--- Start LISTING ---

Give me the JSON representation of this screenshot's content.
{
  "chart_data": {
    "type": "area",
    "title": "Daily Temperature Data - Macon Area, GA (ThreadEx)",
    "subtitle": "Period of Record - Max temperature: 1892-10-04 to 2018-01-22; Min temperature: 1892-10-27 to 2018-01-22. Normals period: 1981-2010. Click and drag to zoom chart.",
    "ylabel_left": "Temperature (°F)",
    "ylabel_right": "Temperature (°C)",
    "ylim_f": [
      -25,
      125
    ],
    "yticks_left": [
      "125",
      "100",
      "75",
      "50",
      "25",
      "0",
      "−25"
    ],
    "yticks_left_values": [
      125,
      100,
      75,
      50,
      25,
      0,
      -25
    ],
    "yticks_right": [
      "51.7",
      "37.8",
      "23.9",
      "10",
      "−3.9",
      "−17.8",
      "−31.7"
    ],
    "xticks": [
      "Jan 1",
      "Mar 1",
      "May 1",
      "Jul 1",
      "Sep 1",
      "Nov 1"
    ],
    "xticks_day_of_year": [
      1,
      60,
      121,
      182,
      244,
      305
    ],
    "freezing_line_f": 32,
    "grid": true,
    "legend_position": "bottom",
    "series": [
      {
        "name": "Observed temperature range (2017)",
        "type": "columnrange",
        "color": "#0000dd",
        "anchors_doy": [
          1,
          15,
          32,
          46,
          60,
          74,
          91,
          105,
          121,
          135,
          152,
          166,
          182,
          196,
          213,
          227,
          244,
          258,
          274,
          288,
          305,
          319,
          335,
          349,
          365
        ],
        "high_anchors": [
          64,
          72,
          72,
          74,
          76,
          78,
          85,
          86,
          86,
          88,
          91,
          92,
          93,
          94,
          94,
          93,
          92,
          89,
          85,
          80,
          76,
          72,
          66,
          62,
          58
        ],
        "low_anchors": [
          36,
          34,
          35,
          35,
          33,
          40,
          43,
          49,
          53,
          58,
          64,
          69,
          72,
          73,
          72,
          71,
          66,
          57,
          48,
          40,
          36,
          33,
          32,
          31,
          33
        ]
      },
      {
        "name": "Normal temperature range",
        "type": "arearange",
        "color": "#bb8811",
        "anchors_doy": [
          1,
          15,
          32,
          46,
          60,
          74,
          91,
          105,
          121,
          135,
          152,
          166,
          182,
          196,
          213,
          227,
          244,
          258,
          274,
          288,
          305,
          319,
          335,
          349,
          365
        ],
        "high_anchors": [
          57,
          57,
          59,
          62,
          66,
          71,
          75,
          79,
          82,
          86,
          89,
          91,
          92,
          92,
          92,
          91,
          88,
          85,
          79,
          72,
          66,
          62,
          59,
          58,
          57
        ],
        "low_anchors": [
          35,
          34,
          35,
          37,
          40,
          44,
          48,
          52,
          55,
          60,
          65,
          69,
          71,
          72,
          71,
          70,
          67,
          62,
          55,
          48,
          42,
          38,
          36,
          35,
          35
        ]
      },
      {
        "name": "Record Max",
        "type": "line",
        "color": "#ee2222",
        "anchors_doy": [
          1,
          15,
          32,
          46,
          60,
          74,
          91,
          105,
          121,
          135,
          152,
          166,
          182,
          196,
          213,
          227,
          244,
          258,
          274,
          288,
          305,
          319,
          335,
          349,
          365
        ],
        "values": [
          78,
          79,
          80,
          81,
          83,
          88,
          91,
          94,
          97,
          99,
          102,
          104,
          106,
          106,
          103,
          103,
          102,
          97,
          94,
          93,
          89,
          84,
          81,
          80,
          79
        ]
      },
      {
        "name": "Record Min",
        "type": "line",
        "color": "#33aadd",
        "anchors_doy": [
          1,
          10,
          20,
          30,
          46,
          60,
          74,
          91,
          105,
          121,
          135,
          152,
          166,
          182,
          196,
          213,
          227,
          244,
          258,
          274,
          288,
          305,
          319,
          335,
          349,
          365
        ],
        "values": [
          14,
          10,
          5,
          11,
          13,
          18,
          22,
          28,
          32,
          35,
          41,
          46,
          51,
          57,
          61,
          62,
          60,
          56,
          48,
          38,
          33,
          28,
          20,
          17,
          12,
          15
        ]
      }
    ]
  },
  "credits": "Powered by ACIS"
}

--- End LISTING ---

YOUR OBJECTIVE
From the first line to the last, retype the data exactly.

FULL RESPONSE
Give me the JSON representation of this screenshot's content.
{
  "chart_data": {
    "type": "area",
    "title": "Daily Temperature Data - Macon Area, GA (ThreadEx)",
    "subtitle": "Period of Record - Max temperature: 1892-10-04 to 2018-01-22; Min temperature: 1892-10-27 to 2018-01-22. Normals period: 1981-2010. Click and drag to zoom chart.",
    "ylabel_left": "Temperature (°F)",
    "ylabel_right": "Temperature (°C)",
    "ylim_f": [
      -25,
      125
    ],
    "yticks_left": [
      "125",
      "100",
      "75",
      "50",
      "25",
      "0",
      "−25"
    ],
    "yticks_left_values": [
      125,
      100,
      75,
      50,
      25,
      0,
      -25
    ],
    "yticks_right": [
      "51.7",
      "37.8",
      "23.9",
      "10",
      "−3.9",
      "−17.8",
      "−31.7"
    ],
    "xticks": [
      "Jan 1",
      "Mar 1",
      "May 1",
      "Jul 1",
      "Sep 1",
      "Nov 1"
    ],
    "xticks_day_of_year": [
      1,
      60,
      121,
      182,
      244,
      305
    ],
    "freezing_line_f": 32,
    "grid": true,
    "legend_position": "bottom",
    "series": [
      {
        "name": "Observed temperature range (2017)",
        "type": "columnrange",
        "color": "#0000dd",
        "anchors_doy": [
          1,
          15,
          32,
          46,
          60,
          74,
          91,
          105,
          121,
          135,
          152,
          166,
          182,
          196,
          213,
          227,
          244,
          258,
          274,
          288,
          305,
          319,
          335,
          349,
          365
        ],
        "high_anchors": [
          64,
          72,
          72,
          74,
          76,
          78,
          85,
          86,
          86,
          88,
          91,
          92,
          93,
          94,
          94,
          93,
          92,
          89,
          85,
          80,
          76,
          72,
          66,
          62,
          58
        ],
        "low_anchors": [
          36,
          34,
          35,
          35,
          33,
          40,
          43,
          49,
          53,
          58,
          64,
          69,
          72,
          73,
          72,
          71,
          66,
          57,
          48,
          40,
          36,
          33,
          32,
          31,
          33
        ]
      },
      {
        "name": "Normal temperature range",
        "type": "arearange",
        "color": "#bb8811",
        "anchors_doy": [
          1,
          15,
          32,
          46,
          60,
          74,
          91,
          105,
          121,
          135,
          152,
          166,
          182,
          196,
          213,
          227,
          244,
          258,
          274,
          288,
          305,
          319,
          335,
          349,
          365
        ],
        "high_anchors": [
          57,
          57,
          59,
          62,
          66,
          71,
          75,
          79,
          82,
          86,
          89,
          91,
          92,
          92,
          92,
          91,
          88,
          85,
          79,
          72,
          66,
          62,
          59,
          58,
          57
        ],
        "low_anchors": [
          35,
          34,
          35,
          37,
          40,
          44,
          48,
          52,
          55,
          60,
          65,
          69,
          71,
          72,
          71,
          70,
          67,
          62,
          55,
          48,
          42,
          38,
          36,
          35,
          35
        ]
      },
      {
        "name": "Record Max",
        "type": "line",
        "color": "#ee2222",
        "anchors_doy": [
          1,
          15,
          32,
          46,
          60,
          74,
          91,
          105,
          121,
          135,
          152,
          166,
          182,
          196,
          213,
          227,
          244,
          258,
          274,
          288,
          305,
          319,
          335,
          349,
          365
        ],
        "values": [
          78,
          79,
          80,
          81,
          83,
          88,
          91,
          94,
          97,
          99,
          102,
          104,
          106,
          106,
          103,
          103,
          102,
          97,
          94,
          93,
          89,
          84,
          81,
          80,
          79
        ]
      },
      {
        "name": "Record Min",
        "type": "line",
        "color": "#33aadd",
        "anchors_doy": [
          1,
          10,
          20,
          30,
          46,
          60,
          74,
          91,
          105,
          121,
          135,
          152,
          166,
          182,
          196,
          213,
          227,
          244,
          258,
          274,
          288,
          305,
          319,
          335,
          349,
          365
        ],
        "values": [
          14,
          10,
          5,
          11,
          13,
          18,
          22,
          28,
          32,
          35,
          41,
          46,
          51,
          57,
          61,
          62,
          60,
          56,
          48,
          38,
          33,
          28,
          20,
          17,
          12,
          15
        ]
      }
    ]
  },
  "credits": "Powered by ACIS"
}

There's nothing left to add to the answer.